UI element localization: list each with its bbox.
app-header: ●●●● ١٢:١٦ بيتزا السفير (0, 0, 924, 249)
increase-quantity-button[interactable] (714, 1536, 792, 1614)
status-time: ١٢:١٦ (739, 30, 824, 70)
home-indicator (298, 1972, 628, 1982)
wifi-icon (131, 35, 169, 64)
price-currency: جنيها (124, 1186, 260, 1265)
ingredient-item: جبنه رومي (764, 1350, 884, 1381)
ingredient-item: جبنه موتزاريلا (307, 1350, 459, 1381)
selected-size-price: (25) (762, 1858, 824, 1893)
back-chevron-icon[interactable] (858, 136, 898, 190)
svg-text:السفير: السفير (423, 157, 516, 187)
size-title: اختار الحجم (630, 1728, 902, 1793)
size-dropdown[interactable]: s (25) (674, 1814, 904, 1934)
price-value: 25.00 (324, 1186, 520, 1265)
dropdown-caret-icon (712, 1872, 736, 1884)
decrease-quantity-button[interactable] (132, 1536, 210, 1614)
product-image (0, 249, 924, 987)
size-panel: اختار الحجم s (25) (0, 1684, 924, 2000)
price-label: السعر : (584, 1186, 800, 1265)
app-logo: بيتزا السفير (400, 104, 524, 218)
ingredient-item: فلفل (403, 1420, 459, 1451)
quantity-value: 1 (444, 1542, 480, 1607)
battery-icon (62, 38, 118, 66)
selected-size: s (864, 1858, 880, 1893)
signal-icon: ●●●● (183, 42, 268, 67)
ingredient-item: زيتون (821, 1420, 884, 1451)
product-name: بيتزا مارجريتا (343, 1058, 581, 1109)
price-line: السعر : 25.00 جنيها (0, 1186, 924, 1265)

══════

Copy the data word for word, from its first line up to and including the line that contains "ingredient-item: جبنه موتزاريلا".

UI element localization: list each with its bbox.
app-header: ●●●● ١٢:١٦ بيتزا السفير (0, 0, 924, 249)
increase-quantity-button[interactable] (714, 1536, 792, 1614)
status-time: ١٢:١٦ (739, 30, 824, 70)
home-indicator (298, 1972, 628, 1982)
wifi-icon (131, 35, 169, 64)
price-currency: جنيها (124, 1186, 260, 1265)
ingredient-item: جبنه رومي (764, 1350, 884, 1381)
ingredient-item: جبنه موتزاريلا (307, 1350, 459, 1381)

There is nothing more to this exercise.